**Excerpt from a dataset**
^^^^

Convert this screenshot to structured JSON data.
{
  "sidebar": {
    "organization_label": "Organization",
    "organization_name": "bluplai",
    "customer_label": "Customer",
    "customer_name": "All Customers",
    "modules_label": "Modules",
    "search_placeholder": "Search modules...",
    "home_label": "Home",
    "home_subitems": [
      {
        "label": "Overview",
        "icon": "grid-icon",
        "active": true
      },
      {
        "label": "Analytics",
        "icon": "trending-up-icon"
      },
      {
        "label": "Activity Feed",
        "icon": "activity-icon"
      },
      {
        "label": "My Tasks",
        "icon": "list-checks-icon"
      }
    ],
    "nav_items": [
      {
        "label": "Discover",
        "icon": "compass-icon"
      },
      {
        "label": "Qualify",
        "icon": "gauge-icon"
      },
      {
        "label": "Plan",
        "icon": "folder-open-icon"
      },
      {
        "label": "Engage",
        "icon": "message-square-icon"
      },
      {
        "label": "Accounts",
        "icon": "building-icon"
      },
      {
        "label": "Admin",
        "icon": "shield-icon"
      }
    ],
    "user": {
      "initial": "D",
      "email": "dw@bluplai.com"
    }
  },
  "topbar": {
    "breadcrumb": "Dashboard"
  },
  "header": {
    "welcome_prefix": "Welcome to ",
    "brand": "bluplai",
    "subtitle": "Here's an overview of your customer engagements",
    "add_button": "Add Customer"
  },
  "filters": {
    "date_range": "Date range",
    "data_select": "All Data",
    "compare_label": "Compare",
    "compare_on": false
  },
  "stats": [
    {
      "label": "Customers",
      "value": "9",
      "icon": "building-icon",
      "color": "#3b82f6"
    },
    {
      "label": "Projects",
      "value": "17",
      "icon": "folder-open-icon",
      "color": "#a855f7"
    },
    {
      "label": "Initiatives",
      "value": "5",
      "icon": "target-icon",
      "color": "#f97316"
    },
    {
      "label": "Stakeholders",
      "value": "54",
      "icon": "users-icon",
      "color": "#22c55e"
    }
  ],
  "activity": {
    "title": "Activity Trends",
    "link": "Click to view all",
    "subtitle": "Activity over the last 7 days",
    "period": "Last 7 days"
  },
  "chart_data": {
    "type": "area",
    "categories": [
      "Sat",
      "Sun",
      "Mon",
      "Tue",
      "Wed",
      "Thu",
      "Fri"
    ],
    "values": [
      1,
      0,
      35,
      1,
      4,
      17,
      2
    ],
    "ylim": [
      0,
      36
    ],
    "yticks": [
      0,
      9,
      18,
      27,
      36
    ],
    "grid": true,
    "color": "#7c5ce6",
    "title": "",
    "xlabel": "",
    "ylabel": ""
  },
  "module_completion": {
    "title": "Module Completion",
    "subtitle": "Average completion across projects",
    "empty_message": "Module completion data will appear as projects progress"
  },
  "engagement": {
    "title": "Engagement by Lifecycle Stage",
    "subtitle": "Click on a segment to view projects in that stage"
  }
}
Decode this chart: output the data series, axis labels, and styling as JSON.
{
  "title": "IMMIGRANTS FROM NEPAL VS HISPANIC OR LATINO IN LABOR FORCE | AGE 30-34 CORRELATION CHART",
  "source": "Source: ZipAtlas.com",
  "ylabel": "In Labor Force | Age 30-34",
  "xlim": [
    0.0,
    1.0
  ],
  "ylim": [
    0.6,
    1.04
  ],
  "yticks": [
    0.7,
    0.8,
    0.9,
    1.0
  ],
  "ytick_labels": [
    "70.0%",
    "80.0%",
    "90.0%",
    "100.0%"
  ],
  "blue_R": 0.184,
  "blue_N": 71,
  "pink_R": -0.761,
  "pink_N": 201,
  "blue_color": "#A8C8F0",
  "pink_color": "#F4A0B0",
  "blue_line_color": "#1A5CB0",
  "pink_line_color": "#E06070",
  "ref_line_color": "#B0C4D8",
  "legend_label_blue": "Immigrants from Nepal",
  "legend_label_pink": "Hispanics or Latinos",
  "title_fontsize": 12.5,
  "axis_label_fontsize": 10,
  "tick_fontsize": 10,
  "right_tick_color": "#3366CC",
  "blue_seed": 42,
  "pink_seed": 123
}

^^^^

**Aim**
Every line above should be printed again exactly as it stands.

**Task response**
Convert this screenshot to structured JSON data.
{
  "sidebar": {
    "organization_label": "Organization",
    "organization_name": "bluplai",
    "customer_label": "Customer",
    "customer_name": "All Customers",
    "modules_label": "Modules",
    "search_placeholder": "Search modules...",
    "home_label": "Home",
    "home_subitems": [
      {
        "label": "Overview",
        "icon": "grid-icon",
        "active": true
      },
      {
        "label": "Analytics",
        "icon": "trending-up-icon"
      },
      {
        "label": "Activity Feed",
        "icon": "activity-icon"
      },
      {
        "label": "My Tasks",
        "icon": "list-checks-icon"
      }
    ],
    "nav_items": [
      {
        "label": "Discover",
        "icon": "compass-icon"
      },
      {
        "label": "Qualify",
        "icon": "gauge-icon"
      },
      {
        "label": "Plan",
        "icon": "folder-open-icon"
      },
      {
        "label": "Engage",
        "icon": "message-square-icon"
      },
      {
        "label": "Accounts",
        "icon": "building-icon"
      },
      {
        "label": "Admin",
        "icon": "shield-icon"
      }
    ],
    "user": {
      "initial": "D",
      "email": "dw@bluplai.com"
    }
  },
  "topbar": {
    "breadcrumb": "Dashboard"
  },
  "header": {
    "welcome_prefix": "Welcome to ",
    "brand": "bluplai",
    "subtitle": "Here's an overview of your customer engagements",
    "add_button": "Add Customer"
  },
  "filters": {
    "date_range": "Date range",
    "data_select": "All Data",
    "compare_label": "Compare",
    "compare_on": false
  },
  "stats": [
    {
      "label": "Customers",
      "value": "9",
      "icon": "building-icon",
      "color": "#3b82f6"
    },
    {
      "label": "Projects",
      "value": "17",
      "icon": "folder-open-icon",
      "color": "#a855f7"
    },
    {
      "label": "Initiatives",
      "value": "5",
      "icon": "target-icon",
      "color": "#f97316"
    },
    {
      "label": "Stakeholders",
      "value": "54",
      "icon": "users-icon",
      "color": "#22c55e"
    }
  ],
  "activity": {
    "title": "Activity Trends",
    "link": "Click to view all",
    "subtitle": "Activity over the last 7 days",
    "period": "Last 7 days"
  },
  "chart_data": {
    "type": "area",
    "categories": [
      "Sat",
      "Sun",
      "Mon",
      "Tue",
      "Wed",
      "Thu",
      "Fri"
    ],
    "values": [
      1,
      0,
      35,
      1,
      4,
      17,
      2
    ],
    "ylim": [
      0,
      36
    ],
    "yticks": [
      0,
      9,
      18,
      27,
      36
    ],
    "grid": true,
    "color": "#7c5ce6",
    "title": "",
    "xlabel": "",
    "ylabel": ""
  },
  "module_completion": {
    "title": "Module Completion",
    "subtitle": "Average completion across projects",
    "empty_message": "Module completion data will appear as projects progress"
  },
  "engagement": {
    "title": "Engagement by Lifecycle Stage",
    "subtitle": "Click on a segment to view projects in that stage"
  }
}
Decode this chart: output the data series, axis labels, and styling as JSON.
{
  "title": "IMMIGRANTS FROM NEPAL VS HISPANIC OR LATINO IN LABOR FORCE | AGE 30-34 CORRELATION CHART",
  "source": "Source: ZipAtlas.com",
  "ylabel": "In Labor Force | Age 30-34",
  "xlim": [
    0.0,
    1.0
  ],
  "ylim": [
    0.6,
    1.04
  ],
  "yticks": [
    0.7,
    0.8,
    0.9,
    1.0
  ],
  "ytick_labels": [
    "70.0%",
    "80.0%",
    "90.0%",
    "100.0%"
  ],
  "blue_R": 0.184,
  "blue_N": 71,
  "pink_R": -0.761,
  "pink_N": 201,
  "blue_color": "#A8C8F0",
  "pink_color": "#F4A0B0",
  "blue_line_color": "#1A5CB0",
  "pink_line_color": "#E06070",
  "ref_line_color": "#B0C4D8",
  "legend_label_blue": "Immigrants from Nepal",
  "legend_label_pink": "Hispanics or Latinos",
  "title_fontsize": 12.5,
  "axis_label_fontsize": 10,
  "tick_fontsize": 10,
  "right_tick_color": "#3366CC",
  "blue_seed": 42,
  "pink_seed": 123
}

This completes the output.